**EXERCISE DIRECTIONS**
Quote each record exactly, please, leaving none out.

**INPUT FOR THIS TASK**
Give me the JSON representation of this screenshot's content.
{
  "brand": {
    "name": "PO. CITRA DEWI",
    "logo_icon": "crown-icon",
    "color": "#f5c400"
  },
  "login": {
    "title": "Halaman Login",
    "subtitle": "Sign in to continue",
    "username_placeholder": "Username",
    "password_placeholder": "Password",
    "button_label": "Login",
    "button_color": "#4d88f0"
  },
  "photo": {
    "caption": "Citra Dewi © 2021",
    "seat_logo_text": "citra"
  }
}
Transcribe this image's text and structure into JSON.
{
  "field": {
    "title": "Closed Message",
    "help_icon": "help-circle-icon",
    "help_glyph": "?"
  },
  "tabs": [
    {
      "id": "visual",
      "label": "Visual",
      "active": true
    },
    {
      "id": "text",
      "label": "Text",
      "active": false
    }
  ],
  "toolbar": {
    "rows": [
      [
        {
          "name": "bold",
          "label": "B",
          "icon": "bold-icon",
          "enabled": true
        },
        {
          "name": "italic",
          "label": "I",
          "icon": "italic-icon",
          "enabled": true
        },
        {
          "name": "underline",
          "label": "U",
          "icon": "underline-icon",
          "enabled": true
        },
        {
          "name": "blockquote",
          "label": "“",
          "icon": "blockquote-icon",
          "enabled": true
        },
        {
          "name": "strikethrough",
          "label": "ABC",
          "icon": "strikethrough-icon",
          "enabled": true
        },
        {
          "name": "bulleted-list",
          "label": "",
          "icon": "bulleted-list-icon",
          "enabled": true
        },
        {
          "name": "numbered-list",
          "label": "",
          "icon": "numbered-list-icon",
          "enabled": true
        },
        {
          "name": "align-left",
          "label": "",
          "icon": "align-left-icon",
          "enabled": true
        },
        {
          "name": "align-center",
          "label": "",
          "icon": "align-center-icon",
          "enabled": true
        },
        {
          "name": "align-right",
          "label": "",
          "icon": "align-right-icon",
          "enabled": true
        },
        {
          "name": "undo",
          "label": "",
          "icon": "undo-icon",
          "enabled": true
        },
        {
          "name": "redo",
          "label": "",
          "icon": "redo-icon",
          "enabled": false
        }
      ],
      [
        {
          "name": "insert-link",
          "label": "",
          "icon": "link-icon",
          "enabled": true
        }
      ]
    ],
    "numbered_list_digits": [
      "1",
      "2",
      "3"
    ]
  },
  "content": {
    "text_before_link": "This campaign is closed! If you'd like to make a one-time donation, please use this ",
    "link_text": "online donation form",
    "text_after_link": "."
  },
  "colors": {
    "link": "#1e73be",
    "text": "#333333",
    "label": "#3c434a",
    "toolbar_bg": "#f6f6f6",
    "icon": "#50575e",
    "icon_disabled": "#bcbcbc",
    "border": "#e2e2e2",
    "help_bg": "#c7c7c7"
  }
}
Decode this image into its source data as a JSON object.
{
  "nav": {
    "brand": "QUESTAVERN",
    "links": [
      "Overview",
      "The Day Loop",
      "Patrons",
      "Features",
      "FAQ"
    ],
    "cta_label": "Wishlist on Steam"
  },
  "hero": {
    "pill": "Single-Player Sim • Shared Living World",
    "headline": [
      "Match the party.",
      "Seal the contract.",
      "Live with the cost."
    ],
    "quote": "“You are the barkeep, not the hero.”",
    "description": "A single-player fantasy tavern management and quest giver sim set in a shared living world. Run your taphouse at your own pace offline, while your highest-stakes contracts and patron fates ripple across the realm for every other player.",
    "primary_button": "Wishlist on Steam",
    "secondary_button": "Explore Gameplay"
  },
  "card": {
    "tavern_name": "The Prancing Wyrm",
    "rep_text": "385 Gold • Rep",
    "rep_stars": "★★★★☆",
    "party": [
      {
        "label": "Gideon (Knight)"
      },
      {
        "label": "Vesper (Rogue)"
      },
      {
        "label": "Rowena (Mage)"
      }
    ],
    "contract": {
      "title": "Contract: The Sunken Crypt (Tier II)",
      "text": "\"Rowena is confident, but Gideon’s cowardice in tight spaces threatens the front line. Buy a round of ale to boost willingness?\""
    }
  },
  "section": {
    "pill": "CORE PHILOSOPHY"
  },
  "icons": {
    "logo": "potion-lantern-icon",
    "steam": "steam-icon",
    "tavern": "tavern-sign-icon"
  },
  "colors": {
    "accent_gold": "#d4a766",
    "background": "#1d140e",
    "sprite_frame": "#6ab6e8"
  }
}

**EXPECTED OUTPUT**
Give me the JSON representation of this screenshot's content.
{
  "brand": {
    "name": "PO. CITRA DEWI",
    "logo_icon": "crown-icon",
    "color": "#f5c400"
  },
  "login": {
    "title": "Halaman Login",
    "subtitle": "Sign in to continue",
    "username_placeholder": "Username",
    "password_placeholder": "Password",
    "button_label": "Login",
    "button_color": "#4d88f0"
  },
  "photo": {
    "caption": "Citra Dewi © 2021",
    "seat_logo_text": "citra"
  }
}
Transcribe this image's text and structure into JSON.
{
  "field": {
    "title": "Closed Message",
    "help_icon": "help-circle-icon",
    "help_glyph": "?"
  },
  "tabs": [
    {
      "id": "visual",
      "label": "Visual",
      "active": true
    },
    {
      "id": "text",
      "label": "Text",
      "active": false
    }
  ],
  "toolbar": {
    "rows": [
      [
        {
          "name": "bold",
          "label": "B",
          "icon": "bold-icon",
          "enabled": true
        },
        {
          "name": "italic",
          "label": "I",
          "icon": "italic-icon",
          "enabled": true
        },
        {
          "name": "underline",
          "label": "U",
          "icon": "underline-icon",
          "enabled": true
        },
        {
          "name": "blockquote",
          "label": "“",
          "icon": "blockquote-icon",
          "enabled": true
        },
        {
          "name": "strikethrough",
          "label": "ABC",
          "icon": "strikethrough-icon",
          "enabled": true
        },
        {
          "name": "bulleted-list",
          "label": "",
          "icon": "bulleted-list-icon",
          "enabled": true
        },
        {
          "name": "numbered-list",
          "label": "",
          "icon": "numbered-list-icon",
          "enabled": true
        },
        {
          "name": "align-left",
          "label": "",
          "icon": "align-left-icon",
          "enabled": true
        },
        {
          "name": "align-center",
          "label": "",
          "icon": "align-center-icon",
          "enabled": true
        },
        {
          "name": "align-right",
          "label": "",
          "icon": "align-right-icon",
          "enabled": true
        },
        {
          "name": "undo",
          "label": "",
          "icon": "undo-icon",
          "enabled": true
        },
        {
          "name": "redo",
          "label": "",
          "icon": "redo-icon",
          "enabled": false
        }
      ],
      [
        {
          "name": "insert-link",
          "label": "",
          "icon": "link-icon",
          "enabled": true
        }
      ]
    ],
    "numbered_list_digits": [
      "1",
      "2",
      "3"
    ]
  },
  "content": {
    "text_before_link": "This campaign is closed! If you'd like to make a one-time donation, please use this ",
    "link_text": "online donation form",
    "text_after_link": "."
  },
  "colors": {
    "link": "#1e73be",
    "text": "#333333",
    "label": "#3c434a",
    "toolbar_bg": "#f6f6f6",
    "icon": "#50575e",
    "icon_disabled": "#bcbcbc",
    "border": "#e2e2e2",
    "help_bg": "#c7c7c7"
  }
}
Decode this image into its source data as a JSON object.
{
  "nav": {
    "brand": "QUESTAVERN",
    "links": [
      "Overview",
      "The Day Loop",
      "Patrons",
      "Features",
      "FAQ"
    ],
    "cta_label": "Wishlist on Steam"
  },
  "hero": {
    "pill": "Single-Player Sim • Shared Living World",
    "headline": [
      "Match the party.",
      "Seal the contract.",
      "Live with the cost."
    ],
    "quote": "“You are the barkeep, not the hero.”",
    "description": "A single-player fantasy tavern management and quest giver sim set in a shared living world. Run your taphouse at your own pace offline, while your highest-stakes contracts and patron fates ripple across the realm for every other player.",
    "primary_button": "Wishlist on Steam",
    "secondary_button": "Explore Gameplay"
  },
  "card": {
    "tavern_name": "The Prancing Wyrm",
    "rep_text": "385 Gold • Rep",
    "rep_stars": "★★★★☆",
    "party": [
      {
        "label": "Gideon (Knight)"
      },
      {
        "label": "Vesper (Rogue)"
      },
      {
        "label": "Rowena (Mage)"
      }
    ],
    "contract": {
      "title": "Contract: The Sunken Crypt (Tier II)",
      "text": "\"Rowena is confident, but Gideon’s cowardice in tight spaces threatens the front line. Buy a round of ale to boost willingness?\""
    }
  },
  "section": {
    "pill": "CORE PHILOSOPHY"
  },
  "icons": {
    "logo": "potion-lantern-icon",
    "steam": "steam-icon",
    "tavern": "tavern-sign-icon"
  },
  "colors": {
    "accent_gold": "#d4a766",
    "background": "#1d140e",
    "sprite_frame": "#6ab6e8"
  }
}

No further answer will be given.